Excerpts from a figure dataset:
┄┄┄┄┄┄┄┄┄┄

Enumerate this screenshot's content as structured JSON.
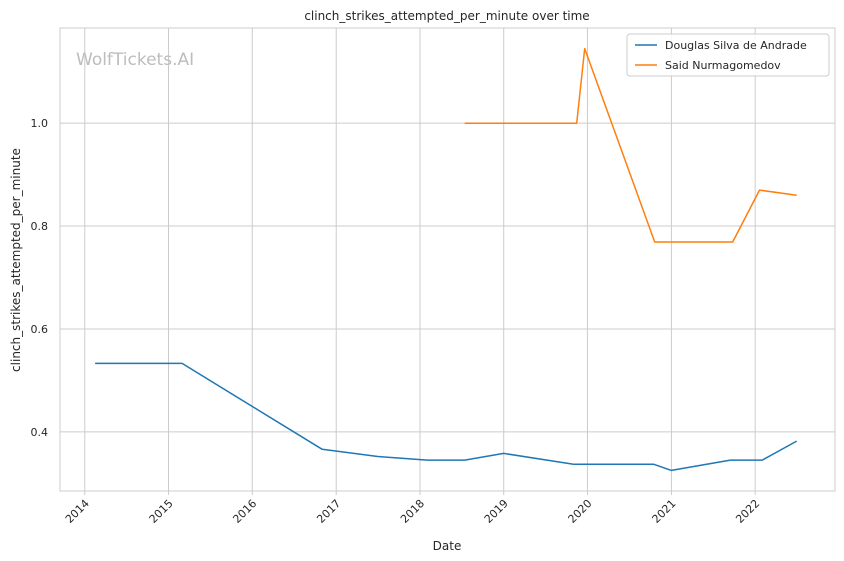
{
  "chart_data": {
    "type": "line",
    "title": "clinch_strikes_attempted_per_minute over time",
    "xlabel": "Date",
    "ylabel": "clinch_strikes_attempted_per_minute",
    "watermark": "WolfTickets.AI",
    "xlim": [
      "2013-09-15",
      "2022-12-15"
    ],
    "ylim": [
      0.285,
      1.185
    ],
    "x_ticks": [
      "2014",
      "2015",
      "2016",
      "2017",
      "2018",
      "2019",
      "2020",
      "2021",
      "2022"
    ],
    "y_ticks": [
      0.4,
      0.6,
      0.8,
      1.0
    ],
    "y_tick_labels": [
      "0.4",
      "0.6",
      "0.8",
      "1.0"
    ],
    "grid": true,
    "legend_position": "top-right",
    "series": [
      {
        "name": "Douglas Silva de Andrade",
        "color": "#1f77b4",
        "points": [
          [
            "2014-02-15",
            0.533
          ],
          [
            "2015-03-01",
            0.533
          ],
          [
            "2016-11-01",
            0.366
          ],
          [
            "2017-07-01",
            0.352
          ],
          [
            "2018-02-01",
            0.345
          ],
          [
            "2018-07-15",
            0.345
          ],
          [
            "2019-01-01",
            0.358
          ],
          [
            "2019-11-01",
            0.337
          ],
          [
            "2020-10-15",
            0.337
          ],
          [
            "2021-01-01",
            0.325
          ],
          [
            "2021-09-15",
            0.345
          ],
          [
            "2022-02-01",
            0.345
          ],
          [
            "2022-07-01",
            0.382
          ]
        ]
      },
      {
        "name": "Said Nurmagomedov",
        "color": "#ff7f0e",
        "points": [
          [
            "2018-07-15",
            1.0
          ],
          [
            "2019-11-15",
            1.0
          ],
          [
            "2019-12-20",
            1.145
          ],
          [
            "2020-10-20",
            0.769
          ],
          [
            "2021-09-25",
            0.769
          ],
          [
            "2022-01-20",
            0.87
          ],
          [
            "2022-07-01",
            0.86
          ]
        ]
      }
    ]
  }
}
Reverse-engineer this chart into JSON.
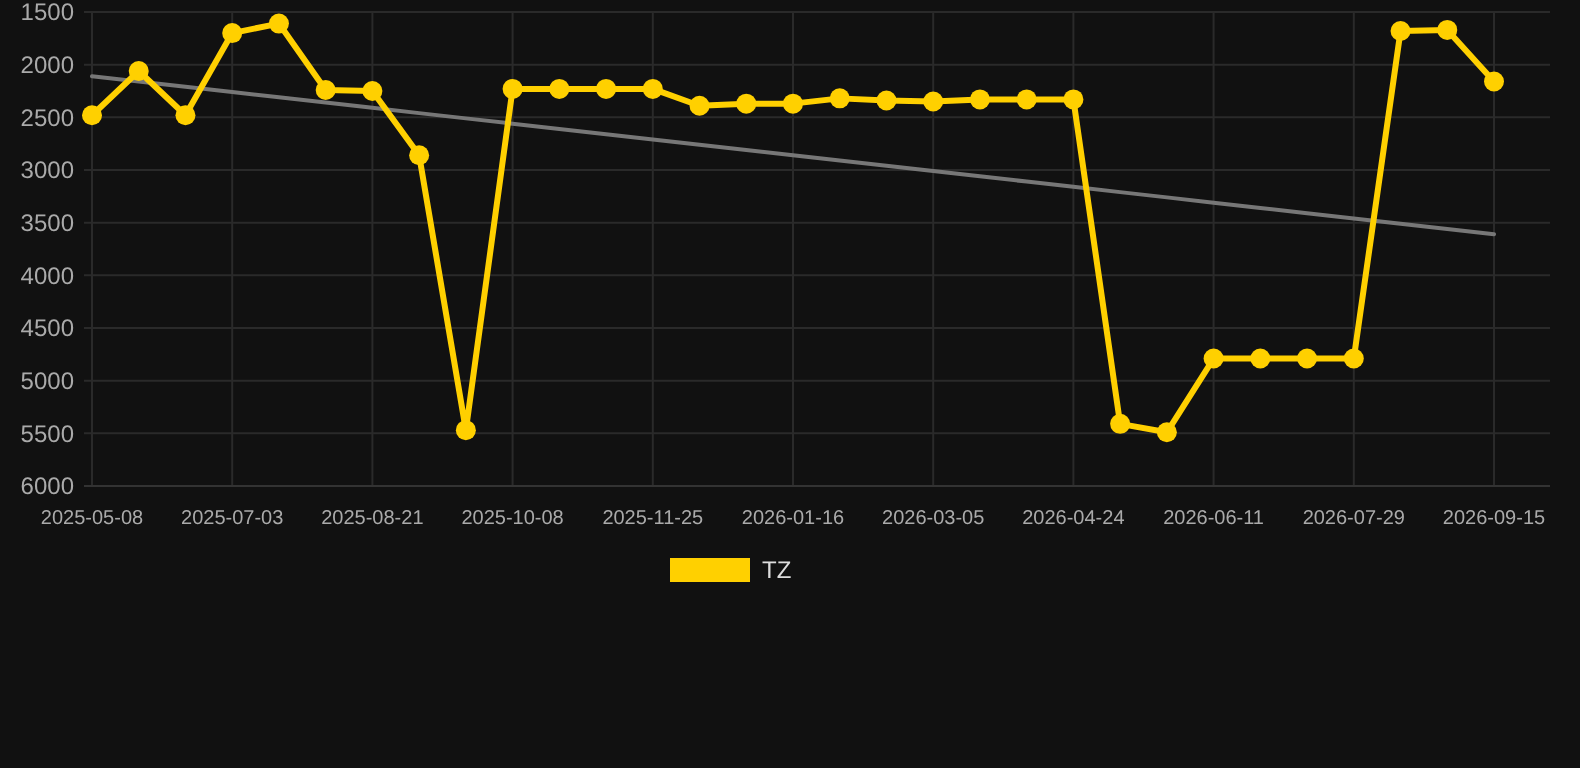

┄┄┄┄┄┄┄┄┄┄

- [Stated task] The records shown above are to be repeated exactly, with the pictures left out.

- [Task response]
Enumerate this screenshot's content as structured JSON.
{
  "chart_data": {
    "type": "line",
    "title": "clinch_strikes_attempted_per_minute over time",
    "xlabel": "Date",
    "ylabel": "clinch_strikes_attempted_per_minute",
    "watermark": "WolfTickets.AI",
    "xlim": [
      "2013-09-15",
      "2022-12-15"
    ],
    "ylim": [
      0.285,
      1.185
    ],
    "x_ticks": [
      "2014",
      "2015",
      "2016",
      "2017",
      "2018",
      "2019",
      "2020",
      "2021",
      "2022"
    ],
    "y_ticks": [
      0.4,
      0.6,
      0.8,
      1.0
    ],
    "y_tick_labels": [
      "0.4",
      "0.6",
      "0.8",
      "1.0"
    ],
    "grid": true,
    "legend_position": "top-right",
    "series": [
      {
        "name": "Douglas Silva de Andrade",
        "color": "#1f77b4",
        "points": [
          [
            "2014-02-15",
            0.533
          ],
          [
            "2015-03-01",
            0.533
          ],
          [
            "2016-11-01",
            0.366
          ],
          [
            "2017-07-01",
            0.352
          ],
          [
            "2018-02-01",
            0.345
          ],
          [
            "2018-07-15",
            0.345
          ],
          [
            "2019-01-01",
            0.358
          ],
          [
            "2019-11-01",
            0.337
          ],
          [
            "2020-10-15",
            0.337
          ],
          [
            "2021-01-01",
            0.325
          ],
          [
            "2021-09-15",
            0.345
          ],
          [
            "2022-02-01",
            0.345
          ],
          [
            "2022-07-01",
            0.382
          ]
        ]
      },
      {
        "name": "Said Nurmagomedov",
        "color": "#ff7f0e",
        "points": [
          [
            "2018-07-15",
            1.0
          ],
          [
            "2019-11-15",
            1.0
          ],
          [
            "2019-12-20",
            1.145
          ],
          [
            "2020-10-20",
            0.769
          ],
          [
            "2021-09-25",
            0.769
          ],
          [
            "2022-01-20",
            0.87
          ],
          [
            "2022-07-01",
            0.86
          ]
        ]
      }
    ]
  }
}
Reverse-engineer this chart into JSON.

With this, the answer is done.